# Entries from a visual dataset
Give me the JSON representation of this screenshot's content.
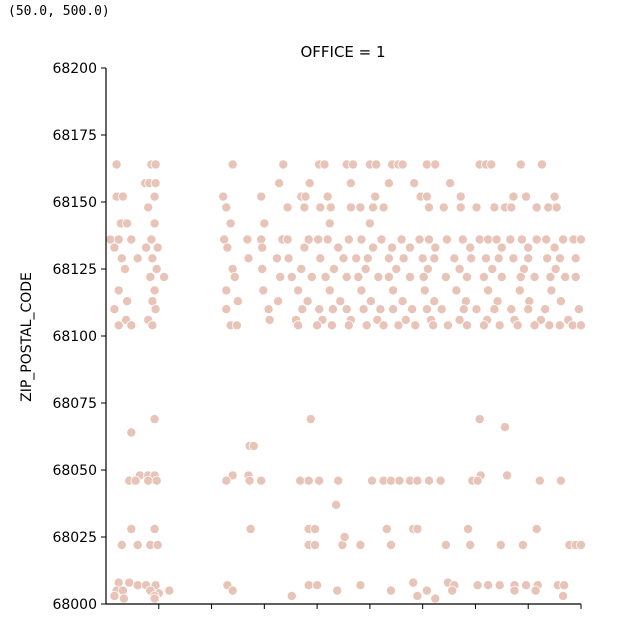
{
  "output_text": "(50.0, 500.0)",
  "chart_data": {
    "type": "scatter",
    "title": "OFFICE = 1",
    "xlabel": "",
    "ylabel": "ZIP_POSTAL_CODE",
    "ylim": [
      68000,
      68200
    ],
    "xlim": [
      50,
      500
    ],
    "yticks": [
      68000,
      68025,
      68050,
      68075,
      68100,
      68125,
      68150,
      68175,
      68200
    ],
    "xticks": [
      100,
      150,
      200,
      250,
      300,
      350,
      400,
      450,
      500
    ],
    "x_tick_labels_visible": false,
    "grid": false,
    "point_color": "#e8c4b8",
    "points": [
      [
        60,
        68164
      ],
      [
        93,
        68164
      ],
      [
        97,
        68164
      ],
      [
        170,
        68164
      ],
      [
        218,
        68164
      ],
      [
        252,
        68164
      ],
      [
        257,
        68164
      ],
      [
        278,
        68164
      ],
      [
        284,
        68164
      ],
      [
        300,
        68164
      ],
      [
        306,
        68164
      ],
      [
        321,
        68164
      ],
      [
        327,
        68164
      ],
      [
        331,
        68164
      ],
      [
        354,
        68164
      ],
      [
        362,
        68164
      ],
      [
        404,
        68164
      ],
      [
        410,
        68164
      ],
      [
        415,
        68164
      ],
      [
        443,
        68164
      ],
      [
        463,
        68164
      ],
      [
        87,
        68157
      ],
      [
        91,
        68157
      ],
      [
        97,
        68157
      ],
      [
        214,
        68157
      ],
      [
        243,
        68157
      ],
      [
        282,
        68157
      ],
      [
        318,
        68157
      ],
      [
        342,
        68157
      ],
      [
        376,
        68157
      ],
      [
        60,
        68152
      ],
      [
        66,
        68152
      ],
      [
        96,
        68152
      ],
      [
        161,
        68152
      ],
      [
        197,
        68152
      ],
      [
        235,
        68152
      ],
      [
        239,
        68152
      ],
      [
        260,
        68152
      ],
      [
        305,
        68152
      ],
      [
        348,
        68152
      ],
      [
        354,
        68152
      ],
      [
        386,
        68152
      ],
      [
        436,
        68152
      ],
      [
        448,
        68152
      ],
      [
        475,
        68152
      ],
      [
        90,
        68148
      ],
      [
        164,
        68148
      ],
      [
        222,
        68148
      ],
      [
        238,
        68148
      ],
      [
        253,
        68148
      ],
      [
        263,
        68148
      ],
      [
        282,
        68148
      ],
      [
        291,
        68148
      ],
      [
        303,
        68148
      ],
      [
        313,
        68148
      ],
      [
        356,
        68148
      ],
      [
        370,
        68148
      ],
      [
        386,
        68148
      ],
      [
        401,
        68148
      ],
      [
        418,
        68148
      ],
      [
        428,
        68148
      ],
      [
        434,
        68148
      ],
      [
        458,
        68148
      ],
      [
        469,
        68148
      ],
      [
        477,
        68148
      ],
      [
        64,
        68142
      ],
      [
        70,
        68142
      ],
      [
        96,
        68142
      ],
      [
        168,
        68142
      ],
      [
        200,
        68142
      ],
      [
        262,
        68142
      ],
      [
        300,
        68142
      ],
      [
        54,
        68136
      ],
      [
        62,
        68136
      ],
      [
        74,
        68136
      ],
      [
        93,
        68136
      ],
      [
        162,
        68136
      ],
      [
        184,
        68136
      ],
      [
        197,
        68136
      ],
      [
        217,
        68136
      ],
      [
        222,
        68136
      ],
      [
        242,
        68136
      ],
      [
        251,
        68136
      ],
      [
        260,
        68136
      ],
      [
        280,
        68136
      ],
      [
        292,
        68136
      ],
      [
        311,
        68136
      ],
      [
        330,
        68136
      ],
      [
        347,
        68136
      ],
      [
        356,
        68136
      ],
      [
        373,
        68136
      ],
      [
        388,
        68136
      ],
      [
        404,
        68136
      ],
      [
        412,
        68136
      ],
      [
        420,
        68136
      ],
      [
        433,
        68136
      ],
      [
        444,
        68136
      ],
      [
        458,
        68136
      ],
      [
        467,
        68136
      ],
      [
        483,
        68136
      ],
      [
        493,
        68136
      ],
      [
        500,
        68136
      ],
      [
        58,
        68133
      ],
      [
        88,
        68133
      ],
      [
        99,
        68133
      ],
      [
        165,
        68133
      ],
      [
        198,
        68133
      ],
      [
        238,
        68133
      ],
      [
        270,
        68133
      ],
      [
        303,
        68133
      ],
      [
        321,
        68133
      ],
      [
        338,
        68133
      ],
      [
        362,
        68133
      ],
      [
        395,
        68133
      ],
      [
        425,
        68133
      ],
      [
        450,
        68133
      ],
      [
        475,
        68133
      ],
      [
        65,
        68129
      ],
      [
        80,
        68129
      ],
      [
        94,
        68129
      ],
      [
        185,
        68129
      ],
      [
        212,
        68129
      ],
      [
        223,
        68129
      ],
      [
        253,
        68129
      ],
      [
        275,
        68129
      ],
      [
        287,
        68129
      ],
      [
        298,
        68129
      ],
      [
        318,
        68129
      ],
      [
        332,
        68129
      ],
      [
        350,
        68129
      ],
      [
        361,
        68129
      ],
      [
        380,
        68129
      ],
      [
        396,
        68129
      ],
      [
        410,
        68129
      ],
      [
        422,
        68129
      ],
      [
        436,
        68129
      ],
      [
        450,
        68129
      ],
      [
        468,
        68129
      ],
      [
        480,
        68129
      ],
      [
        495,
        68129
      ],
      [
        68,
        68125
      ],
      [
        98,
        68125
      ],
      [
        170,
        68125
      ],
      [
        198,
        68125
      ],
      [
        235,
        68125
      ],
      [
        266,
        68125
      ],
      [
        296,
        68125
      ],
      [
        325,
        68125
      ],
      [
        355,
        68125
      ],
      [
        385,
        68125
      ],
      [
        416,
        68125
      ],
      [
        446,
        68125
      ],
      [
        476,
        68125
      ],
      [
        92,
        68122
      ],
      [
        105,
        68122
      ],
      [
        172,
        68122
      ],
      [
        215,
        68122
      ],
      [
        226,
        68122
      ],
      [
        245,
        68122
      ],
      [
        258,
        68122
      ],
      [
        278,
        68122
      ],
      [
        289,
        68122
      ],
      [
        308,
        68122
      ],
      [
        318,
        68122
      ],
      [
        338,
        68122
      ],
      [
        351,
        68122
      ],
      [
        372,
        68122
      ],
      [
        392,
        68122
      ],
      [
        408,
        68122
      ],
      [
        425,
        68122
      ],
      [
        443,
        68122
      ],
      [
        456,
        68122
      ],
      [
        471,
        68122
      ],
      [
        485,
        68122
      ],
      [
        495,
        68122
      ],
      [
        62,
        68117
      ],
      [
        96,
        68117
      ],
      [
        164,
        68117
      ],
      [
        199,
        68117
      ],
      [
        232,
        68117
      ],
      [
        262,
        68117
      ],
      [
        292,
        68117
      ],
      [
        322,
        68117
      ],
      [
        352,
        68117
      ],
      [
        382,
        68117
      ],
      [
        412,
        68117
      ],
      [
        442,
        68117
      ],
      [
        472,
        68117
      ],
      [
        70,
        68113
      ],
      [
        94,
        68113
      ],
      [
        175,
        68113
      ],
      [
        213,
        68113
      ],
      [
        241,
        68113
      ],
      [
        272,
        68113
      ],
      [
        301,
        68113
      ],
      [
        331,
        68113
      ],
      [
        361,
        68113
      ],
      [
        391,
        68113
      ],
      [
        421,
        68113
      ],
      [
        451,
        68113
      ],
      [
        481,
        68113
      ],
      [
        58,
        68110
      ],
      [
        97,
        68110
      ],
      [
        164,
        68110
      ],
      [
        204,
        68110
      ],
      [
        236,
        68110
      ],
      [
        252,
        68110
      ],
      [
        265,
        68110
      ],
      [
        278,
        68110
      ],
      [
        294,
        68110
      ],
      [
        310,
        68110
      ],
      [
        322,
        68110
      ],
      [
        340,
        68110
      ],
      [
        354,
        68110
      ],
      [
        368,
        68110
      ],
      [
        389,
        68110
      ],
      [
        401,
        68110
      ],
      [
        418,
        68110
      ],
      [
        434,
        68110
      ],
      [
        450,
        68110
      ],
      [
        466,
        68110
      ],
      [
        498,
        68110
      ],
      [
        69,
        68106
      ],
      [
        90,
        68106
      ],
      [
        205,
        68106
      ],
      [
        230,
        68106
      ],
      [
        255,
        68106
      ],
      [
        282,
        68106
      ],
      [
        307,
        68106
      ],
      [
        334,
        68106
      ],
      [
        358,
        68106
      ],
      [
        385,
        68106
      ],
      [
        411,
        68106
      ],
      [
        437,
        68106
      ],
      [
        462,
        68106
      ],
      [
        488,
        68106
      ],
      [
        62,
        68104
      ],
      [
        74,
        68104
      ],
      [
        94,
        68104
      ],
      [
        168,
        68104
      ],
      [
        174,
        68104
      ],
      [
        232,
        68104
      ],
      [
        250,
        68104
      ],
      [
        264,
        68104
      ],
      [
        280,
        68104
      ],
      [
        297,
        68104
      ],
      [
        313,
        68104
      ],
      [
        327,
        68104
      ],
      [
        343,
        68104
      ],
      [
        360,
        68104
      ],
      [
        374,
        68104
      ],
      [
        392,
        68104
      ],
      [
        408,
        68104
      ],
      [
        423,
        68104
      ],
      [
        440,
        68104
      ],
      [
        456,
        68104
      ],
      [
        470,
        68104
      ],
      [
        480,
        68104
      ],
      [
        492,
        68104
      ],
      [
        500,
        68104
      ],
      [
        96,
        68069
      ],
      [
        244,
        68069
      ],
      [
        404,
        68069
      ],
      [
        74,
        68064
      ],
      [
        428,
        68066
      ],
      [
        186,
        68059
      ],
      [
        190,
        68059
      ],
      [
        82,
        68048
      ],
      [
        90,
        68048
      ],
      [
        96,
        68048
      ],
      [
        170,
        68048
      ],
      [
        185,
        68048
      ],
      [
        405,
        68048
      ],
      [
        430,
        68048
      ],
      [
        72,
        68046
      ],
      [
        78,
        68046
      ],
      [
        90,
        68046
      ],
      [
        98,
        68046
      ],
      [
        164,
        68046
      ],
      [
        186,
        68046
      ],
      [
        197,
        68046
      ],
      [
        234,
        68046
      ],
      [
        242,
        68046
      ],
      [
        252,
        68046
      ],
      [
        270,
        68046
      ],
      [
        302,
        68046
      ],
      [
        313,
        68046
      ],
      [
        320,
        68046
      ],
      [
        328,
        68046
      ],
      [
        338,
        68046
      ],
      [
        345,
        68046
      ],
      [
        356,
        68046
      ],
      [
        367,
        68046
      ],
      [
        397,
        68046
      ],
      [
        402,
        68046
      ],
      [
        461,
        68046
      ],
      [
        481,
        68046
      ],
      [
        268,
        68037
      ],
      [
        74,
        68028
      ],
      [
        96,
        68028
      ],
      [
        187,
        68028
      ],
      [
        242,
        68028
      ],
      [
        248,
        68028
      ],
      [
        316,
        68028
      ],
      [
        341,
        68028
      ],
      [
        345,
        68028
      ],
      [
        393,
        68028
      ],
      [
        458,
        68028
      ],
      [
        65,
        68022
      ],
      [
        80,
        68022
      ],
      [
        92,
        68022
      ],
      [
        99,
        68022
      ],
      [
        242,
        68022
      ],
      [
        248,
        68022
      ],
      [
        274,
        68022
      ],
      [
        291,
        68022
      ],
      [
        320,
        68022
      ],
      [
        372,
        68022
      ],
      [
        395,
        68022
      ],
      [
        424,
        68022
      ],
      [
        445,
        68022
      ],
      [
        489,
        68022
      ],
      [
        495,
        68022
      ],
      [
        500,
        68022
      ],
      [
        276,
        68025
      ],
      [
        62,
        68008
      ],
      [
        72,
        68008
      ],
      [
        80,
        68007
      ],
      [
        88,
        68007
      ],
      [
        97,
        68007
      ],
      [
        165,
        68007
      ],
      [
        242,
        68007
      ],
      [
        250,
        68007
      ],
      [
        291,
        68007
      ],
      [
        341,
        68008
      ],
      [
        374,
        68008
      ],
      [
        380,
        68007
      ],
      [
        402,
        68007
      ],
      [
        412,
        68007
      ],
      [
        423,
        68007
      ],
      [
        437,
        68007
      ],
      [
        448,
        68007
      ],
      [
        459,
        68007
      ],
      [
        478,
        68007
      ],
      [
        484,
        68007
      ],
      [
        60,
        68005
      ],
      [
        66,
        68005
      ],
      [
        92,
        68005
      ],
      [
        100,
        68004
      ],
      [
        110,
        68005
      ],
      [
        170,
        68005
      ],
      [
        269,
        68005
      ],
      [
        320,
        68005
      ],
      [
        354,
        68005
      ],
      [
        378,
        68005
      ],
      [
        437,
        68005
      ],
      [
        457,
        68005
      ],
      [
        58,
        68003
      ],
      [
        96,
        68003
      ],
      [
        226,
        68003
      ],
      [
        345,
        68003
      ],
      [
        67,
        68002
      ],
      [
        96,
        68002
      ],
      [
        362,
        68002
      ],
      [
        483,
        68003
      ]
    ]
  }
}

# Work instructions
Review the preceding data and report every line that includes the string "false".

# Task answer
    "x_tick_labels_visible": false,
    "grid": false,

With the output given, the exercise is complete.